--- Start Provided data ---

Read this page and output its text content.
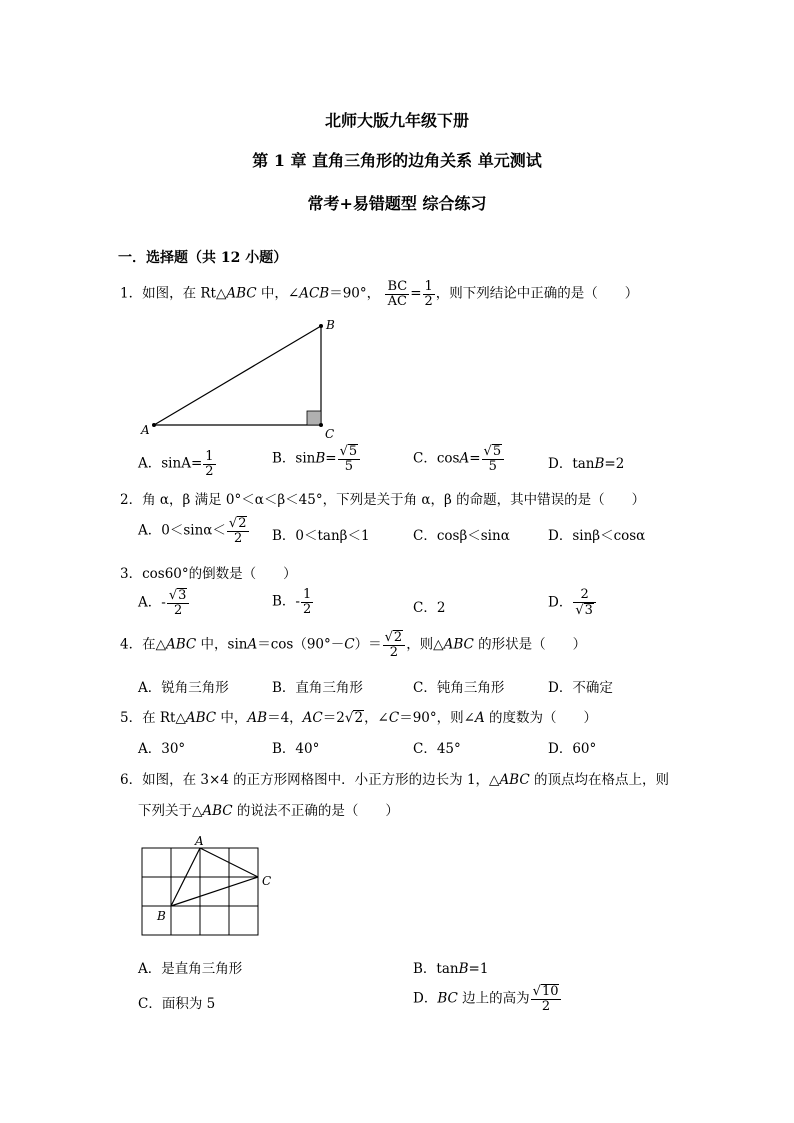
北师大版九年级下册
第 1 章 直角三角形的边角关系 单元测试
常考+易错题型 综合练习
一．选择题（共 12 小题）
1．如图，在 Rt△ABC 中，∠ACB＝90°， $\frac{BC}{AC} = \frac{1}{2}$ ，则下列结论中正确的是（　　）
A
B
C
A．$\sin A= \frac{1}{2}$	B．$\sin B= \frac{√5}{5}$	C．$\cos A= \frac{√5}{5}$	D．tanB=2
2．角 α，β 满足 0°＜α＜β＜45°，下列是关于角 α，β 的命题，其中错误的是（　　）
A．$0<\sin\alpha< \frac{√2}{2}$ B．0＜tanβ＜1	C．cosβ＜sinα	D．sinβ＜cosα
3．cos60°的倒数是（　　）
A．- $\frac{√3}{2}$	B．- $\frac{1}{2}$	C．2	D． $\frac{2}{√3}$
4．在△ABC 中，$\sin A=\cos(90^\circ-C)= \frac{√2}{2}$ ，则△ABC 的形状是（　　）
A．锐角三角形	B．直角三角形	C．钝角三角形	D．不确定
5．在 Rt△ABC 中，AB＝4，AC＝2√2，∠C＝90°，则∠A 的度数为（　　）
A．30°	B．40°	C．45°	D．60°
6．如图，在 3×4 的正方形网格图中．小正方形的边长为 1，△ABC 的顶点均在格点上，则
下列关于△ABC 的说法不正确的是（　　）
A
B
C
A．是直角三角形	B．tanB=1
C．面积为 5	D．BC 边上的高为 $\frac{√10}{2}$
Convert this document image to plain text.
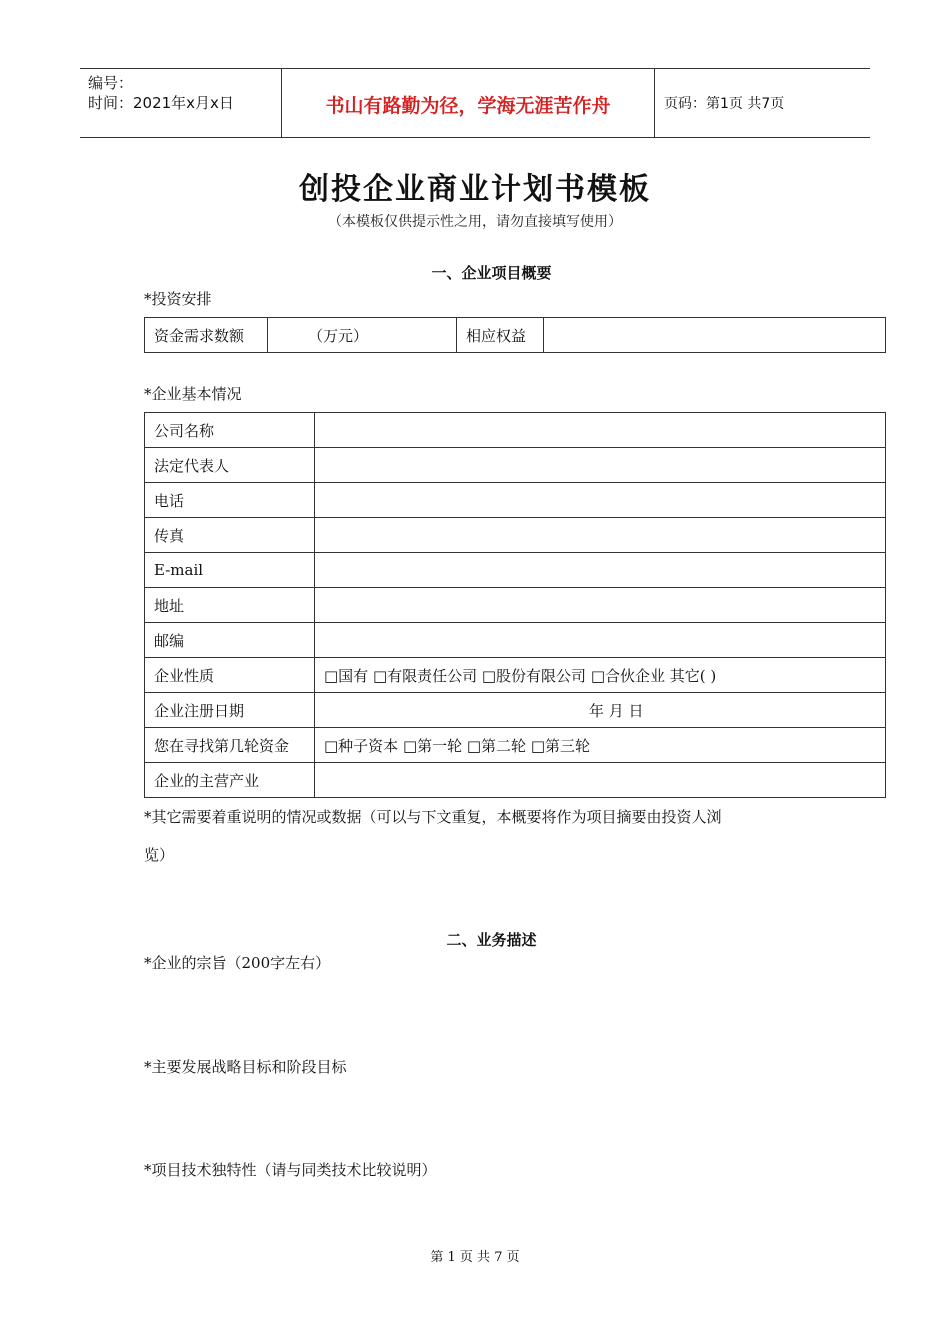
编号：
时间：2021年x月x日	书山有路勤为径，学海无涯苦作舟	页码：第1页 共7页
创投企业商业计划书模板
（本模板仅供提示性之用，请勿直接填写使用）
一、企业项目概要
*投资安排
资金需求数额	（万元）	相应权益	
*企业基本情况
公司名称	
法定代表人	
电话	
传真	
E-mail	
地址	
邮编	
企业性质	□国有 □有限责任公司 □股份有限公司 □合伙企业 其它( )
企业注册日期	年 月 日
您在寻找第几轮资金	□种子资本 □第一轮 □第二轮 □第三轮
企业的主营产业	
*其它需要着重说明的情况或数据（可以与下文重复，本概要将作为项目摘要由投资人浏
览）
二、业务描述
*企业的宗旨（200字左右）
*主要发展战略目标和阶段目标
*项目技术独特性（请与同类技术比较说明）
第 1 页 共 7 页
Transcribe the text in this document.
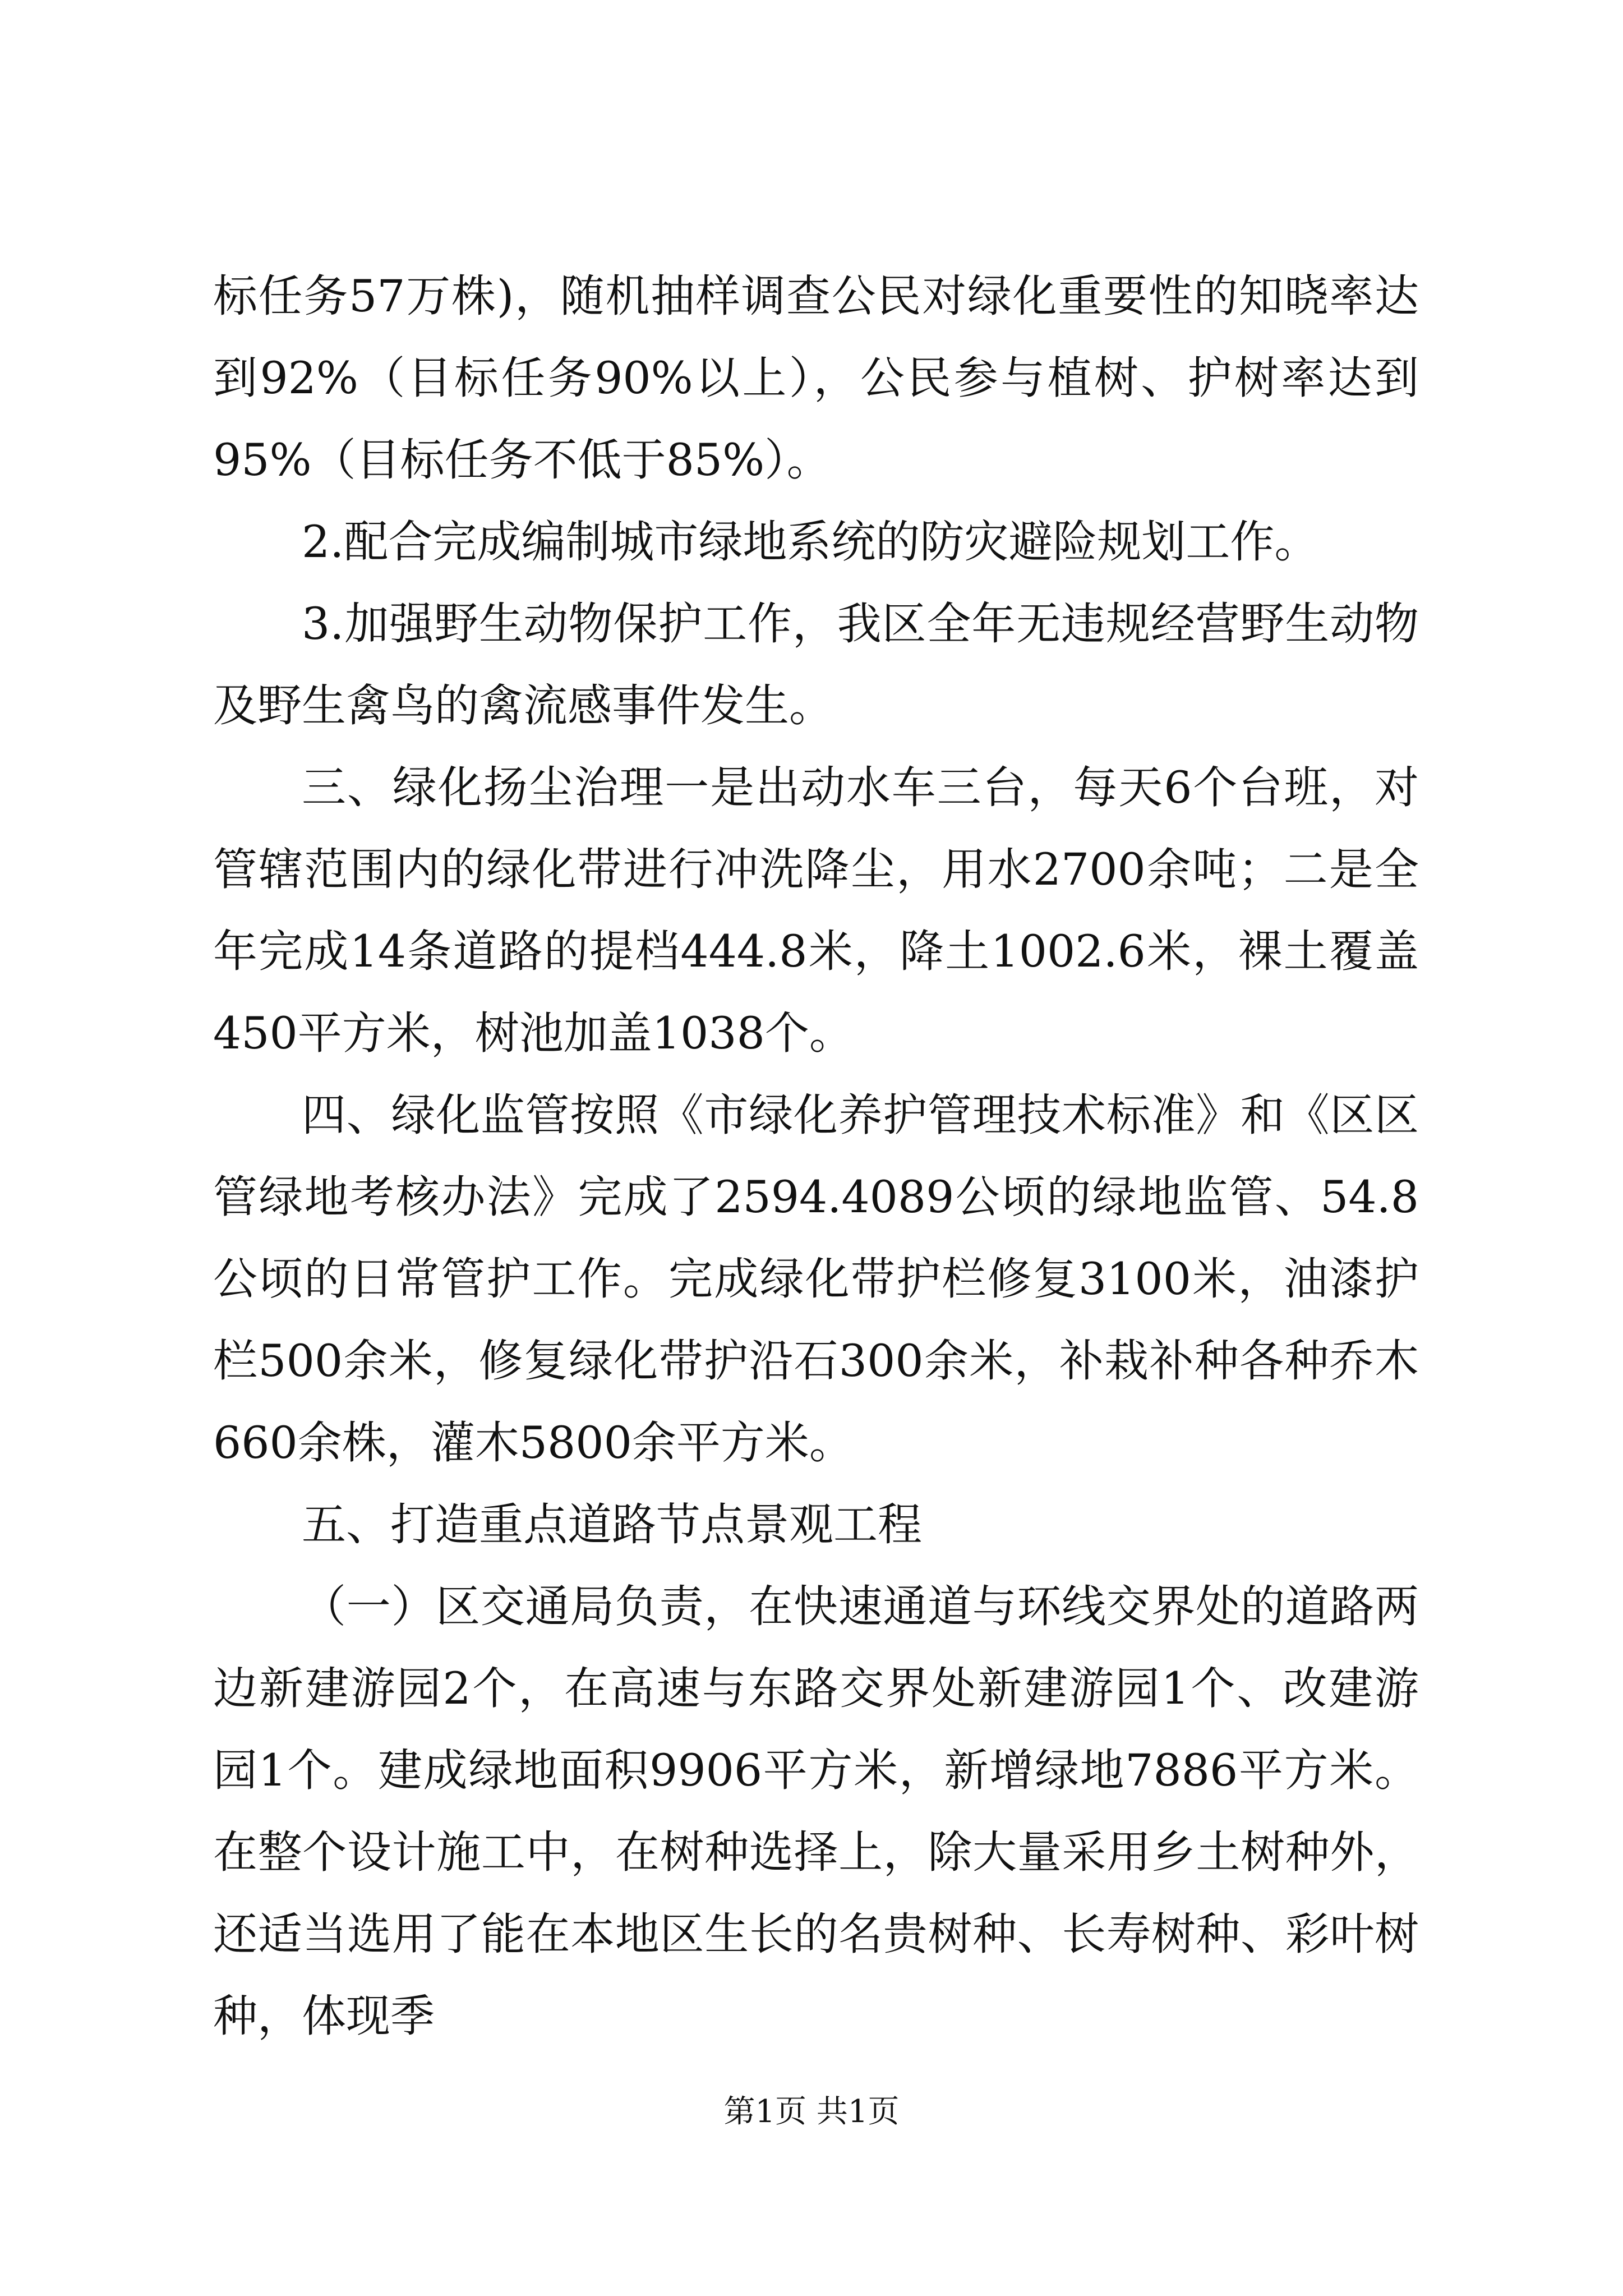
标任务57万株)，随机抽样调查公民对绿化重要性的知晓率达到92%（目标任务90%以上），公民参与植树、护树率达到95%（目标任务不低于85%）。

2.配合完成编制城市绿地系统的防灾避险规划工作。

3.加强野生动物保护工作，我区全年无违规经营野生动物及野生禽鸟的禽流感事件发生。

三、绿化扬尘治理一是出动水车三台，每天6个台班，对管辖范围内的绿化带进行冲洗降尘，用水2700余吨；二是全年完成14条道路的提档444.8米，降土1002.6米，裸土覆盖450平方米，树池加盖1038个。

四、绿化监管按照《市绿化养护管理技术标准》和《区区管绿地考核办法》完成了2594.4089公顷的绿地监管、54.8公顷的日常管护工作。完成绿化带护栏修复3100米，油漆护栏500余米，修复绿化带护沿石300余米，补栽补种各种乔木660余株，灌木5800余平方米。

五、打造重点道路节点景观工程

（一）区交通局负责，在快速通道与环线交界处的道路两边新建游园2个，在高速与东路交界处新建游园1个、改建游园1个。建成绿地面积9906平方米，新增绿地7886平方米。在整个设计施工中，在树种选择上，除大量采用乡土树种外，还适当选用了能在本地区生长的名贵树种、长寿树种、彩叶树种，体现季

第1页 共1页
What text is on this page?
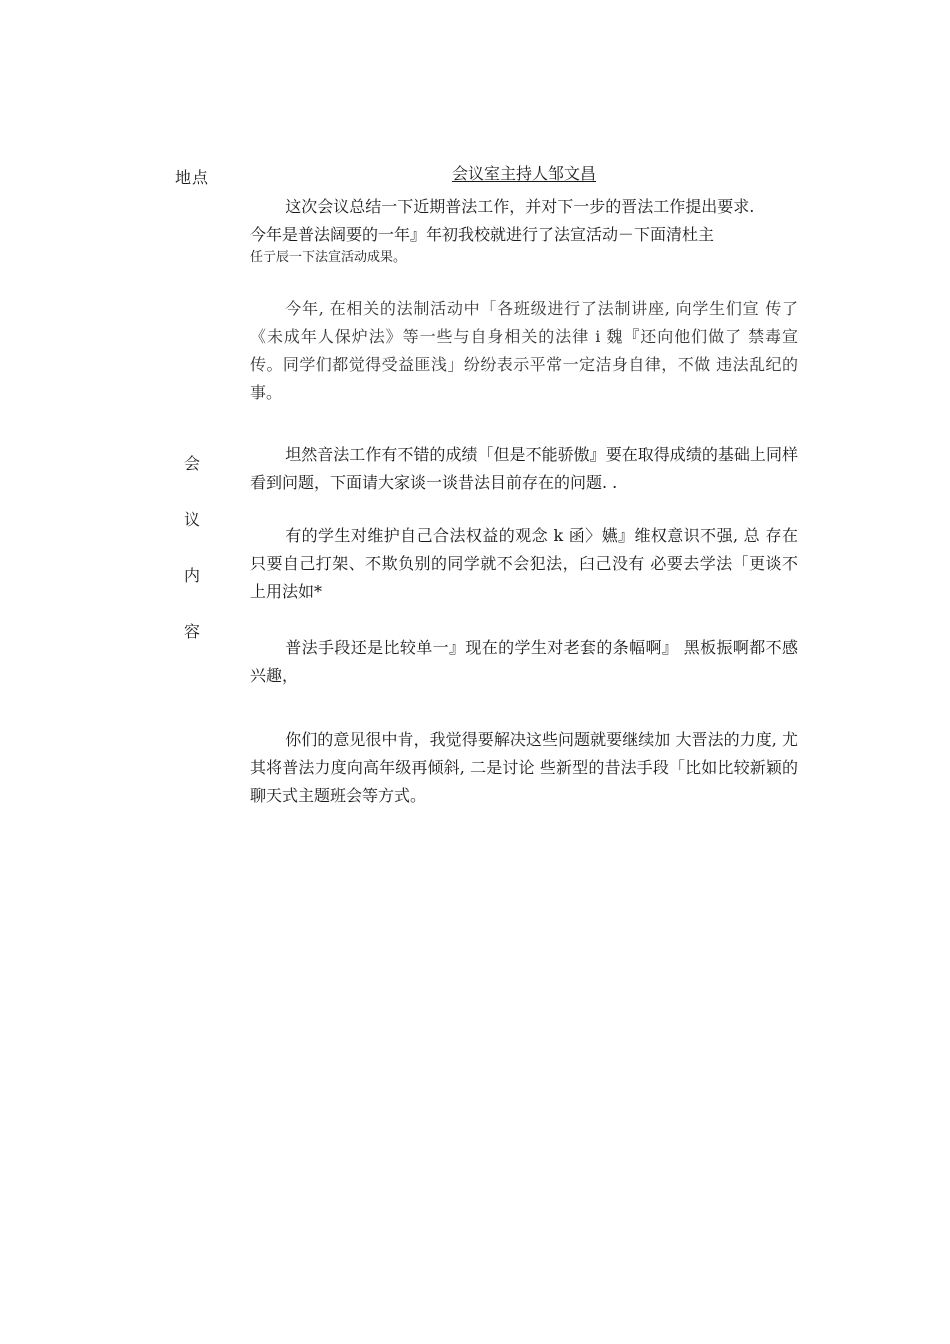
地点	会议室主持人邹文昌
会
议
内
容

这次会议总结一下近期普法工作，并对下一步的晋法工作提出要求.

今年是普法阔要的一年』年初我校就进行了法宣活动－下面清杜主

任亍辰一下法宣活动成果。

今年, 在相关的法制活动中「各班级进行了法制讲座, 向学生们宣 传了《未成年人保炉法》等一些与自身相关的法律 i 魏『还向他们做了 禁毒宣传。同学们都觉得受益匪浅」纷纷表示平常一定洁身自律，不做 违法乱纪的事。

坦然音法工作有不错的成绩「但是不能骄傲』要在取得成绩的基础上同样看到问题，下面请大家谈一谈昔法目前存在的问题. .

有的学生对维护自己合法权益的观念 k 函〉嬿』维权意识不强, 总 存在只要自己打架、不欺负别的同学就不会犯法，臼己没有 必要去学法「更谈不上用法如*

普法手段还是比较单一』现在的学生对老套的条幅啊』 黑板振啊都不感兴趣，

你们的意见很中肯，我觉得要解决这些问题就要继续加 大晋法的力度, 尤其将普法力度向高年级再倾斜, 二是讨论 些新型的昔法手段「比如比较新颖的聊天式主题班会等方式。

--- End Provided data ---

## Task requirements
Wherever the word "frac" occurs in a line of the listing, copy that line.

## In response
1．如图，在 Rt△ABC 中，∠ACB＝90°， $\frac{BC}{AC} = \frac{1}{2}$ ，则下列结论中正确的是（　　）
A．$\sin A= \frac{1}{2}$	B．$\sin B= \frac{√5}{5}$	C．$\cos A= \frac{√5}{5}$	D．tanB=2
A．$0<\sin\alpha< \frac{√2}{2}$ B．0＜tanβ＜1	C．cosβ＜sinα	D．sinβ＜cosα
A．- $\frac{√3}{2}$	B．- $\frac{1}{2}$	C．2	D． $\frac{2}{√3}$
4．在△ABC 中，$\sin A=\cos(90^\circ-C)= \frac{√2}{2}$ ，则△ABC 的形状是（　　）
C．面积为 5	D．BC 边上的高为 $\frac{√10}{2}$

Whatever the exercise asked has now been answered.